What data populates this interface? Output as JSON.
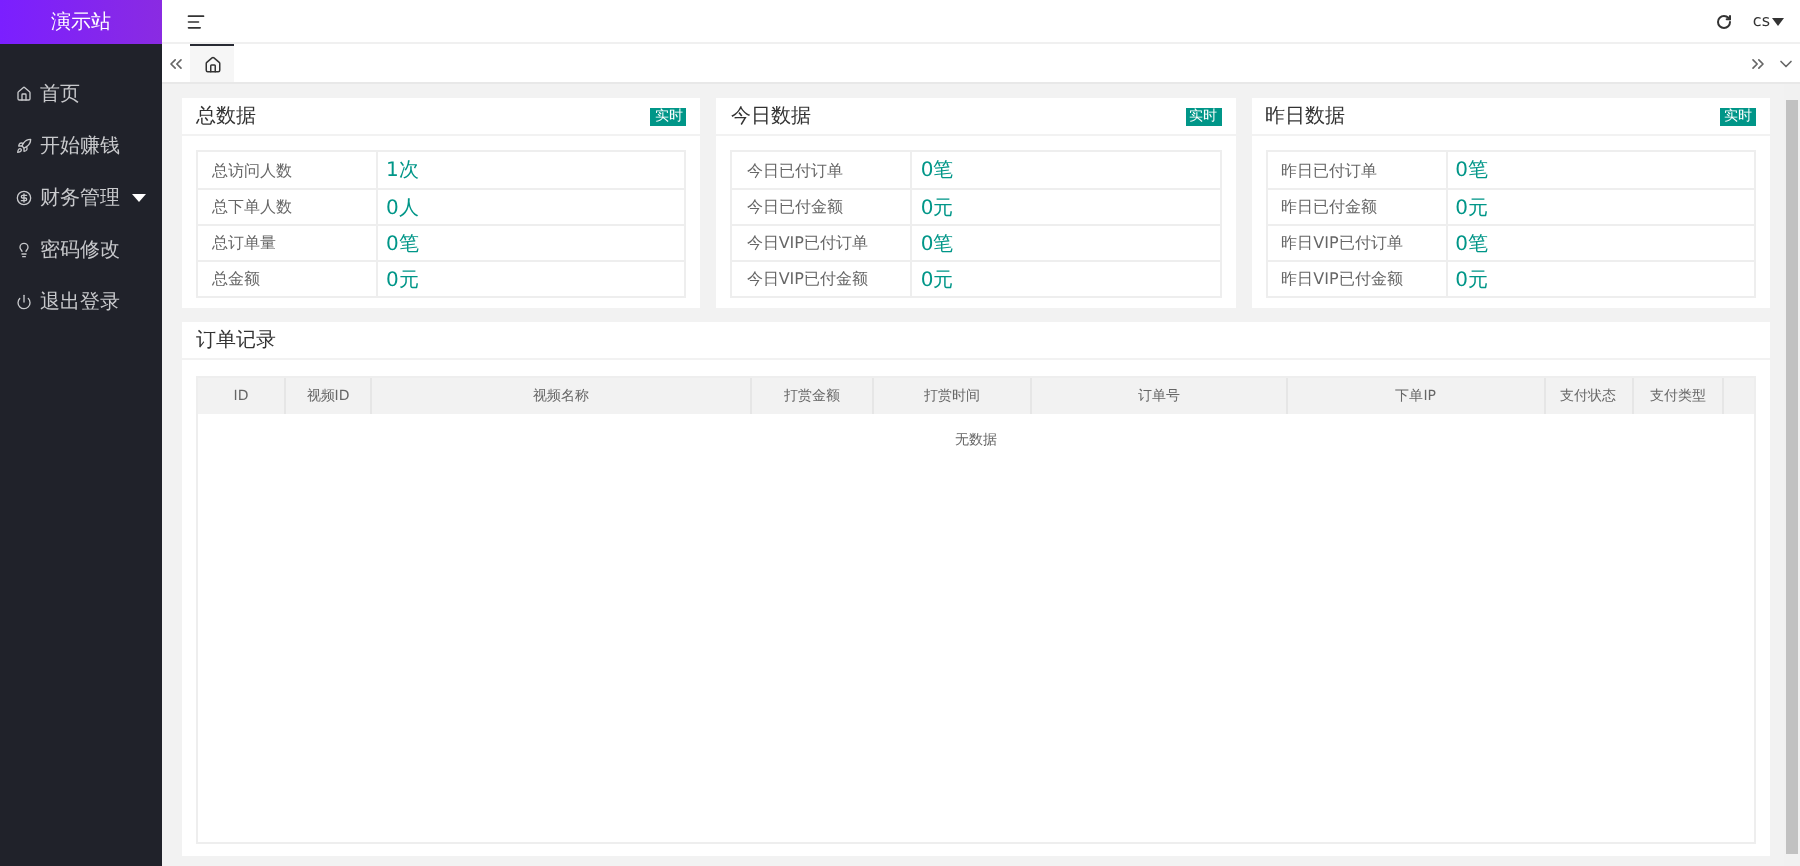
{
  "sidebar": {
    "logo": "演示站",
    "items": [
      {
        "label": "首页",
        "expandable": false,
        "selected": false
      },
      {
        "label": "开始赚钱",
        "expandable": false,
        "selected": false
      },
      {
        "label": "财务管理",
        "expandable": true,
        "selected": false
      },
      {
        "label": "密码修改",
        "expandable": false,
        "selected": false
      },
      {
        "label": "退出登录",
        "expandable": false,
        "selected": false
      }
    ]
  },
  "header": {
    "user": "cs"
  },
  "tabs": [
    {
      "selected": true
    }
  ],
  "cards": [
    {
      "title": "总数据",
      "badge": "实时",
      "rows": [
        {
          "label": "总访问人数",
          "value": "1次"
        },
        {
          "label": "总下单人数",
          "value": "0人"
        },
        {
          "label": "总订单量",
          "value": "0笔"
        },
        {
          "label": "总金额",
          "value": "0元"
        }
      ]
    },
    {
      "title": "今日数据",
      "badge": "实时",
      "rows": [
        {
          "label": "今日已付订单",
          "value": "0笔"
        },
        {
          "label": "今日已付金额",
          "value": "0元"
        },
        {
          "label": "今日VIP已付订单",
          "value": "0笔"
        },
        {
          "label": "今日VIP已付金额",
          "value": "0元"
        }
      ]
    },
    {
      "title": "昨日数据",
      "badge": "实时",
      "rows": [
        {
          "label": "昨日已付订单",
          "value": "0笔"
        },
        {
          "label": "昨日已付金额",
          "value": "0元"
        },
        {
          "label": "昨日VIP已付订单",
          "value": "0笔"
        },
        {
          "label": "昨日VIP已付金额",
          "value": "0元"
        }
      ]
    }
  ],
  "orders": {
    "title": "订单记录",
    "columns": [
      "ID",
      "视频ID",
      "视频名称",
      "打赏金额",
      "打赏时间",
      "订单号",
      "下单IP",
      "支付状态",
      "支付类型"
    ],
    "empty": "无数据"
  }
}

=====

◆ **TASK BRIEF**
Without including any picture, repeat the data exactly.

◆ **SOLVED PROBLEM**
What data populates this interface? Output as JSON.
{
  "sidebar": {
    "logo": "演示站",
    "items": [
      {
        "label": "首页",
        "expandable": false,
        "selected": false
      },
      {
        "label": "开始赚钱",
        "expandable": false,
        "selected": false
      },
      {
        "label": "财务管理",
        "expandable": true,
        "selected": false
      },
      {
        "label": "密码修改",
        "expandable": false,
        "selected": false
      },
      {
        "label": "退出登录",
        "expandable": false,
        "selected": false
      }
    ]
  },
  "header": {
    "user": "cs"
  },
  "tabs": [
    {
      "selected": true
    }
  ],
  "cards": [
    {
      "title": "总数据",
      "badge": "实时",
      "rows": [
        {
          "label": "总访问人数",
          "value": "1次"
        },
        {
          "label": "总下单人数",
          "value": "0人"
        },
        {
          "label": "总订单量",
          "value": "0笔"
        },
        {
          "label": "总金额",
          "value": "0元"
        }
      ]
    },
    {
      "title": "今日数据",
      "badge": "实时",
      "rows": [
        {
          "label": "今日已付订单",
          "value": "0笔"
        },
        {
          "label": "今日已付金额",
          "value": "0元"
        },
        {
          "label": "今日VIP已付订单",
          "value": "0笔"
        },
        {
          "label": "今日VIP已付金额",
          "value": "0元"
        }
      ]
    },
    {
      "title": "昨日数据",
      "badge": "实时",
      "rows": [
        {
          "label": "昨日已付订单",
          "value": "0笔"
        },
        {
          "label": "昨日已付金额",
          "value": "0元"
        },
        {
          "label": "昨日VIP已付订单",
          "value": "0笔"
        },
        {
          "label": "昨日VIP已付金额",
          "value": "0元"
        }
      ]
    }
  ],
  "orders": {
    "title": "订单记录",
    "columns": [
      "ID",
      "视频ID",
      "视频名称",
      "打赏金额",
      "打赏时间",
      "订单号",
      "下单IP",
      "支付状态",
      "支付类型"
    ],
    "empty": "无数据"
  }
}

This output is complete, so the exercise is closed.